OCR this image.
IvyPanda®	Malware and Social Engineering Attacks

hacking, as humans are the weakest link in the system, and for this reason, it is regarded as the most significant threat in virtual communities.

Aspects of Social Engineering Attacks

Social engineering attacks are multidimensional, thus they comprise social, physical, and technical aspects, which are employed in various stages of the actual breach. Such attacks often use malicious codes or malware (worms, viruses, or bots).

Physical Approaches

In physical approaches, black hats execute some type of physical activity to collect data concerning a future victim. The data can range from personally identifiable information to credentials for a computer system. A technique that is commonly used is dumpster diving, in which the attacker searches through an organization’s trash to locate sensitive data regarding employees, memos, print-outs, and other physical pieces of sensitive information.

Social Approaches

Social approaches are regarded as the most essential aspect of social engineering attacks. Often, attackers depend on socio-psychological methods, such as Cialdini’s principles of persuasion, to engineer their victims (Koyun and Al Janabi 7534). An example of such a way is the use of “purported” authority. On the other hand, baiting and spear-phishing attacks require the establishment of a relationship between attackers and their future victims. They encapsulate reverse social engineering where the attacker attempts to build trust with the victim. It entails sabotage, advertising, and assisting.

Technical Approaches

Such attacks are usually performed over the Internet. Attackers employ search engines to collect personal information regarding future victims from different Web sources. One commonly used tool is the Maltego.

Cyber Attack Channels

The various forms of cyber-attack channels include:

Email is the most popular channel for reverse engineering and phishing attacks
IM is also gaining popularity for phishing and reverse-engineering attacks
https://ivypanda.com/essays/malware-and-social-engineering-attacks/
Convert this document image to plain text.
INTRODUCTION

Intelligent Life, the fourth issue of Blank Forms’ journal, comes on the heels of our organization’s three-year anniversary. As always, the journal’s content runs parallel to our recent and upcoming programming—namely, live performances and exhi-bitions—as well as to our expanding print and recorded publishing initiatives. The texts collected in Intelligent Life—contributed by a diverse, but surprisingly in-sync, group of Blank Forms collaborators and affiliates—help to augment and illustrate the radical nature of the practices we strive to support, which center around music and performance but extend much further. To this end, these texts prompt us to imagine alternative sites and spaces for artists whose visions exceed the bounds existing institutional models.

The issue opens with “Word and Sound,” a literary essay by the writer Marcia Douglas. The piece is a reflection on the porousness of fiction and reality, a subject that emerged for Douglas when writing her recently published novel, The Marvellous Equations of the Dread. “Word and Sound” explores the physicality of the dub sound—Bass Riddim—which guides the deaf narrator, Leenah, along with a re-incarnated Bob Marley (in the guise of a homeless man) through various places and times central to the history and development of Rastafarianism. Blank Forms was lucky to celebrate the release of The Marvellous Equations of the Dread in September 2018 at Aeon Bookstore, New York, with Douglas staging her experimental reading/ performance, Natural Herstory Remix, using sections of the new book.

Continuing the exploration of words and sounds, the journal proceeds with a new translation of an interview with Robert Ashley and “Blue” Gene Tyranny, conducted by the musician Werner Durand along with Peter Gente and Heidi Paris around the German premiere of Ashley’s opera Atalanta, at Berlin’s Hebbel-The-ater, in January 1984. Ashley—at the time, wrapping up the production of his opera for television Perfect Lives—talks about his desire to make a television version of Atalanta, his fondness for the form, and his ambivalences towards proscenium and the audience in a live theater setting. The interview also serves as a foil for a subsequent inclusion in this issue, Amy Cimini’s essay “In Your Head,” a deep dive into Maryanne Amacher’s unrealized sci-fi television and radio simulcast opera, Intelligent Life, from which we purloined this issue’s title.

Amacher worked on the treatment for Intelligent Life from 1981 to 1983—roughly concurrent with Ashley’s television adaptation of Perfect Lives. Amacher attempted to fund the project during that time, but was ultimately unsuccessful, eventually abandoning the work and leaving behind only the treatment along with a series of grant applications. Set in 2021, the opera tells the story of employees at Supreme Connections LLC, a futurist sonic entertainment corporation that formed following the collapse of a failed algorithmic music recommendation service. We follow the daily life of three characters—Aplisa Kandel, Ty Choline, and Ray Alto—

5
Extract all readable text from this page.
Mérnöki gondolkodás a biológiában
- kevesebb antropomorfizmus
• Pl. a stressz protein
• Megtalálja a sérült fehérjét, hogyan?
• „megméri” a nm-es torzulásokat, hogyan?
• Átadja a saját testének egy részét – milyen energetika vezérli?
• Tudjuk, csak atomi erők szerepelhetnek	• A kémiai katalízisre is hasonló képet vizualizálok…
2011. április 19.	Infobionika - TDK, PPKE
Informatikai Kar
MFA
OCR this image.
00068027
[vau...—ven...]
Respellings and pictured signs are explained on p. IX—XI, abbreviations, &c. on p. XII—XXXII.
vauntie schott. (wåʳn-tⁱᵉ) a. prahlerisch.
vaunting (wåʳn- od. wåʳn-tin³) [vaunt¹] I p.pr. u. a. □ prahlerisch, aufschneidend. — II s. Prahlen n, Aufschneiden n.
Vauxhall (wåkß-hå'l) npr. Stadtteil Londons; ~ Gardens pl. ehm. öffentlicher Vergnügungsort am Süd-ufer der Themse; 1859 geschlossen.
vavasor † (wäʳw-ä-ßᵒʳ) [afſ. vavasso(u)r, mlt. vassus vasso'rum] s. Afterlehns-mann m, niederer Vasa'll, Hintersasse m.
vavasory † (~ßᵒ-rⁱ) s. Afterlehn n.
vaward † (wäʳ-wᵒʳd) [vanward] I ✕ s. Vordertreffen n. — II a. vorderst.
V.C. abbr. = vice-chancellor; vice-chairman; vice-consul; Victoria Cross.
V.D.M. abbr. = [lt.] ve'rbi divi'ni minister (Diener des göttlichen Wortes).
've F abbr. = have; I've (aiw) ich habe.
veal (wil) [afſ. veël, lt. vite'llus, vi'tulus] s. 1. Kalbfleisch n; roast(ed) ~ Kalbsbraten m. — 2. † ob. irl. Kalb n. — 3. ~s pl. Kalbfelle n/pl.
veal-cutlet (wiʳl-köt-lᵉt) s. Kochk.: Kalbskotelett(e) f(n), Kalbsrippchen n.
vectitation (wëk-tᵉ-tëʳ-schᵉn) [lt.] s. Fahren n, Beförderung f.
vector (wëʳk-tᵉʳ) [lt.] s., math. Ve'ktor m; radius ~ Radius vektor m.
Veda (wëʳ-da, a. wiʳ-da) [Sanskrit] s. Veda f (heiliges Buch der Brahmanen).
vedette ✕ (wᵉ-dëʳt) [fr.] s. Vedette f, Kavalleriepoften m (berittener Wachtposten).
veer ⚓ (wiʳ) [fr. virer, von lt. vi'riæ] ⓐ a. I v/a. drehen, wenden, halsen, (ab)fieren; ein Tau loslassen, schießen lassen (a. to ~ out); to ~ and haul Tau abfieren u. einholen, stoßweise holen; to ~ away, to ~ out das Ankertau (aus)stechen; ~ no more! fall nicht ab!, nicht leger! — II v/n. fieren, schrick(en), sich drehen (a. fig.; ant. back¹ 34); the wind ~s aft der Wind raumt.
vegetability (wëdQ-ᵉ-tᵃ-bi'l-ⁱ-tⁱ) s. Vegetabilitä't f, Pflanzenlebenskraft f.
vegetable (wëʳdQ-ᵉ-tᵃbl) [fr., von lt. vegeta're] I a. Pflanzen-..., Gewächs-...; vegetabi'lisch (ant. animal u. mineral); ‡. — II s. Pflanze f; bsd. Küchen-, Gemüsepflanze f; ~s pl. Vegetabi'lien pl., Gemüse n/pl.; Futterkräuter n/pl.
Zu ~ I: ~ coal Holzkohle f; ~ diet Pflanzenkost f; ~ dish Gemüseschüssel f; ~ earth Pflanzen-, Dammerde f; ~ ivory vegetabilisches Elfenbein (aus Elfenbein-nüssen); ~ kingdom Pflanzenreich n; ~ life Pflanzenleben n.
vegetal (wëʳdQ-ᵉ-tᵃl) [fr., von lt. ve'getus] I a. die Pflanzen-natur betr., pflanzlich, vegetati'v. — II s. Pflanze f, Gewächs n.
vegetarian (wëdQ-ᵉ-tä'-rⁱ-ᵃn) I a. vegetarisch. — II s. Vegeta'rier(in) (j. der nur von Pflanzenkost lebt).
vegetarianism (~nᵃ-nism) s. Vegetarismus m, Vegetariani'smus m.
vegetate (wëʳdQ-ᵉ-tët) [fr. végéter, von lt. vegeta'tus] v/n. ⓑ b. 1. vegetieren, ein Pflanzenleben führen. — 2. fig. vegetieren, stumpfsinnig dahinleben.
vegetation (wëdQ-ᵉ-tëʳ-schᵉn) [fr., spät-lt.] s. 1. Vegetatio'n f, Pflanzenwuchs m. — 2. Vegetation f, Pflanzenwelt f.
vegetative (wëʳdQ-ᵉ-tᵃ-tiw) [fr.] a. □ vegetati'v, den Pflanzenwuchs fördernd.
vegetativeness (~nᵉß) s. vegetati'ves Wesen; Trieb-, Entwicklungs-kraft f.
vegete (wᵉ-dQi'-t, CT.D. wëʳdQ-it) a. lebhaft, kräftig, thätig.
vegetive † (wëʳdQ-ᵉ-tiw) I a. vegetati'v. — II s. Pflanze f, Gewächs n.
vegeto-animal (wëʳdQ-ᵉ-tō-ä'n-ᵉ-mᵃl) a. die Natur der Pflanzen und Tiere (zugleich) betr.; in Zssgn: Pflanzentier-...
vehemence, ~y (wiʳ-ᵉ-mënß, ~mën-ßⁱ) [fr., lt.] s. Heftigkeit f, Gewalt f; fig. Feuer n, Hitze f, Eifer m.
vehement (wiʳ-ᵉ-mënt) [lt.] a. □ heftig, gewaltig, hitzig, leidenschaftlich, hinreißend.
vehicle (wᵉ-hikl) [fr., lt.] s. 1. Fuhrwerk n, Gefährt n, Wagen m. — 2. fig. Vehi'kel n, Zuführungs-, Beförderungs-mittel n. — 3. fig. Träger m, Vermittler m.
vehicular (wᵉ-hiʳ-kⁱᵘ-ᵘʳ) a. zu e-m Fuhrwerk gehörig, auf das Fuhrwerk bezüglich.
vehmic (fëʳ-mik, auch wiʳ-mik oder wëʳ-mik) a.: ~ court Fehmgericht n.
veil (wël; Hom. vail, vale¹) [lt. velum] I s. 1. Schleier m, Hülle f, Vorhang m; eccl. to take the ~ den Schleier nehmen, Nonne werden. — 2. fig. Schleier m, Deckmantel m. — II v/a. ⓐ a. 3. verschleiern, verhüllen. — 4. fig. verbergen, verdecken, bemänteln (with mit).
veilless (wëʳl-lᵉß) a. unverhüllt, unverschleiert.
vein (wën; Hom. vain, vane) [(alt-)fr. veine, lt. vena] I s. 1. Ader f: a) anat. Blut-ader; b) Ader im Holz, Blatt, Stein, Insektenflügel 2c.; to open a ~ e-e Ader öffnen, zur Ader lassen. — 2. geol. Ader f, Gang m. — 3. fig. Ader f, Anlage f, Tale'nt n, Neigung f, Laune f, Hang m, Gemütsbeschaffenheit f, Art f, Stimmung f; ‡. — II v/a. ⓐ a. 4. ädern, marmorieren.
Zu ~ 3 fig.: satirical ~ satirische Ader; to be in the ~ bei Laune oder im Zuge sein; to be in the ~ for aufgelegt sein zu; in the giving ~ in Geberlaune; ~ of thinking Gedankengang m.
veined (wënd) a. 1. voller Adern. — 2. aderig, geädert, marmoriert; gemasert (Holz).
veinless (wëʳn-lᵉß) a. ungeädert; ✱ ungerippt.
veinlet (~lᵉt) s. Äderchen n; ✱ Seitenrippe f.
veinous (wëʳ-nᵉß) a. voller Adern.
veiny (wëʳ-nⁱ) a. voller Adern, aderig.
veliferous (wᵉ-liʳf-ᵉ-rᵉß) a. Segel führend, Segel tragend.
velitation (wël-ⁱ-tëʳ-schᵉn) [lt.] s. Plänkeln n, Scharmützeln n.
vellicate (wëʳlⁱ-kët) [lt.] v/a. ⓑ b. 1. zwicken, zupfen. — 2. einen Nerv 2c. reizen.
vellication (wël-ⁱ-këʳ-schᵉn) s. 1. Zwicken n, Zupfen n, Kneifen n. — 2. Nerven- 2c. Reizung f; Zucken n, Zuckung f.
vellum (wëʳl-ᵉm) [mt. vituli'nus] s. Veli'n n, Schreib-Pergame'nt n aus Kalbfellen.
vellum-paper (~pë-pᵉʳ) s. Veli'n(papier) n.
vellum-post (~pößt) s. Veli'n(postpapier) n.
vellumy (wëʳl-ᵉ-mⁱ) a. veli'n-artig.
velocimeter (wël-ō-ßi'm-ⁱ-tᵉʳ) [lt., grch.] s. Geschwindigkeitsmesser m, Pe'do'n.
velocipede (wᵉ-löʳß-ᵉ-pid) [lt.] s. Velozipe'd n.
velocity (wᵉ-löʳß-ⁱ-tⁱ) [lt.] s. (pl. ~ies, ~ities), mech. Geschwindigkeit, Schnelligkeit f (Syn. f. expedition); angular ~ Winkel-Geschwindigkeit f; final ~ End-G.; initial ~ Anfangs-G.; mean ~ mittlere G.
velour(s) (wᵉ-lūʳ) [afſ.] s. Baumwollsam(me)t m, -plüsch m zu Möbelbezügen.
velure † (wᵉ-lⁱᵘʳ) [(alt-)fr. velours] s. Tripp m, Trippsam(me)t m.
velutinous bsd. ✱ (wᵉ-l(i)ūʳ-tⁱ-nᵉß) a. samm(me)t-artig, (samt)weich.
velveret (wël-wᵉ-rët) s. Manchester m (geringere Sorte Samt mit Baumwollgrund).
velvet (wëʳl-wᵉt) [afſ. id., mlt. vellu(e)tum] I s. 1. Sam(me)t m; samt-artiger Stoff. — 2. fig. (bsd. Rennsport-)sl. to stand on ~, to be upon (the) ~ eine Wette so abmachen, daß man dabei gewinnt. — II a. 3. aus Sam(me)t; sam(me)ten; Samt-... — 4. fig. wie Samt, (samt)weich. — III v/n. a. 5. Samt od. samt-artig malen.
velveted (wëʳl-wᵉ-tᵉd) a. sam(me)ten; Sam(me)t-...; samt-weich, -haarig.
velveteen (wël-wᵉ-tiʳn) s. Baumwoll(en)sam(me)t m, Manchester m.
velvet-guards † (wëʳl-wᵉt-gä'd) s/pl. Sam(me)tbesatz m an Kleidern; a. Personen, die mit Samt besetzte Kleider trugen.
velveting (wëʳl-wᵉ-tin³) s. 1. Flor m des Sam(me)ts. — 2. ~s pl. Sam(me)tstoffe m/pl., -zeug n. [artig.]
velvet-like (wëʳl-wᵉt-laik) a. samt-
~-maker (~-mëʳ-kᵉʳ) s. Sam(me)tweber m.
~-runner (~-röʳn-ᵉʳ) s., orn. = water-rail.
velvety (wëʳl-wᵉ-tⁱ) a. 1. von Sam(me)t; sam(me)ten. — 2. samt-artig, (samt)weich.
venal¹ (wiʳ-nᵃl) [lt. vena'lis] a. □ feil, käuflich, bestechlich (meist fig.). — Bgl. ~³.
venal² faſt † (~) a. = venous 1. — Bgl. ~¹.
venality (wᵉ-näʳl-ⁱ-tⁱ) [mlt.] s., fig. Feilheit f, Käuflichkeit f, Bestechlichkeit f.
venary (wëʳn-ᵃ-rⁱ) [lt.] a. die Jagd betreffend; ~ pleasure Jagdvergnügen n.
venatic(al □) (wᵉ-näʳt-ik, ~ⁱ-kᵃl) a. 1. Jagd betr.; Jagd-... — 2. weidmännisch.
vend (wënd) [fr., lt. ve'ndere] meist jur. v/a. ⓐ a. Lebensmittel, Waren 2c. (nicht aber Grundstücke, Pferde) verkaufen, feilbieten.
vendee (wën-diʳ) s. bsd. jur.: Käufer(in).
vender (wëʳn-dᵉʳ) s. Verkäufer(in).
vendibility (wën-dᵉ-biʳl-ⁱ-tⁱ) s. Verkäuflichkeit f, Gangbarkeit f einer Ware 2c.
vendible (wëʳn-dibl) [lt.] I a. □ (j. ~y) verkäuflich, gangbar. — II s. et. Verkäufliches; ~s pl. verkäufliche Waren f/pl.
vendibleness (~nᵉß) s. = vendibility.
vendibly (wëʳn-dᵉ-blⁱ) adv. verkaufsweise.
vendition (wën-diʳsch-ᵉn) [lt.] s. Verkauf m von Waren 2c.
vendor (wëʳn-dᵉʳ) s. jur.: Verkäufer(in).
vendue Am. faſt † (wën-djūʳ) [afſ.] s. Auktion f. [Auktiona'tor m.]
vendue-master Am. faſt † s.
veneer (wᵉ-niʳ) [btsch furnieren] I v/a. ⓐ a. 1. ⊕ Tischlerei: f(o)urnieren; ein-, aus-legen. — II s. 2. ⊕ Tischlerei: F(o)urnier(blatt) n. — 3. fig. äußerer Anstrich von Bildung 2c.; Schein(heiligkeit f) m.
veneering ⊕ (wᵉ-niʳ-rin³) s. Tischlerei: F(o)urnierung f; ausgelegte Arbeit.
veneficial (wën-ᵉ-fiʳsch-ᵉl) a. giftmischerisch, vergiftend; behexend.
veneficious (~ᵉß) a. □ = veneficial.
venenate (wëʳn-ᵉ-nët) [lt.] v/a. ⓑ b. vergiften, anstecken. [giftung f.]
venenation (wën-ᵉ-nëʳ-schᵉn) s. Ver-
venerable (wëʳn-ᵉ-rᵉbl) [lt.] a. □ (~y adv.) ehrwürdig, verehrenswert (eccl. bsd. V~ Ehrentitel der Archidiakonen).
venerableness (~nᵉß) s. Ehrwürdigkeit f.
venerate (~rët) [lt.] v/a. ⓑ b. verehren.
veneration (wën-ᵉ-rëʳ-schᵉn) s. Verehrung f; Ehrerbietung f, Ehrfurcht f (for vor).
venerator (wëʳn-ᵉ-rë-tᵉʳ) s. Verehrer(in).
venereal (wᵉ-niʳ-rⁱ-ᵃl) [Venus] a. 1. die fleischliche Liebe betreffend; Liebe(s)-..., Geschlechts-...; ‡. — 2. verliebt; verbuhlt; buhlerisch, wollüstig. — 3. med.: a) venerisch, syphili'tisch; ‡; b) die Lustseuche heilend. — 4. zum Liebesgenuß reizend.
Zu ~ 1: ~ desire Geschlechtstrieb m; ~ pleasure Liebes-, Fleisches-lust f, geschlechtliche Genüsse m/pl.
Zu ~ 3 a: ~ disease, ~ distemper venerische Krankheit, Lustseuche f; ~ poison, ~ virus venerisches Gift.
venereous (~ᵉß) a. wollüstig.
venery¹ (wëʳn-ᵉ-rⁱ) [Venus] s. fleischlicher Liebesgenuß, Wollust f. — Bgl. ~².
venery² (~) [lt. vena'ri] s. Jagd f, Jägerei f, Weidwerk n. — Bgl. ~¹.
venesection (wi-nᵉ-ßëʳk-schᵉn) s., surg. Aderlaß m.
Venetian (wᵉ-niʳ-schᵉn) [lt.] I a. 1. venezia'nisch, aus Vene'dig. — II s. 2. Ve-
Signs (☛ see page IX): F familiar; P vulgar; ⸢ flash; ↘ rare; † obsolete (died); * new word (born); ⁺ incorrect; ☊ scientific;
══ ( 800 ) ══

########################################

Show every line from the entries above in which the word "Verkäufer" appears.

vender (wëʳn-dᵉʳ) s. Verkäufer(in).
vendor (wëʳn-dᵉʳ) s. jur.: Verkäufer(in).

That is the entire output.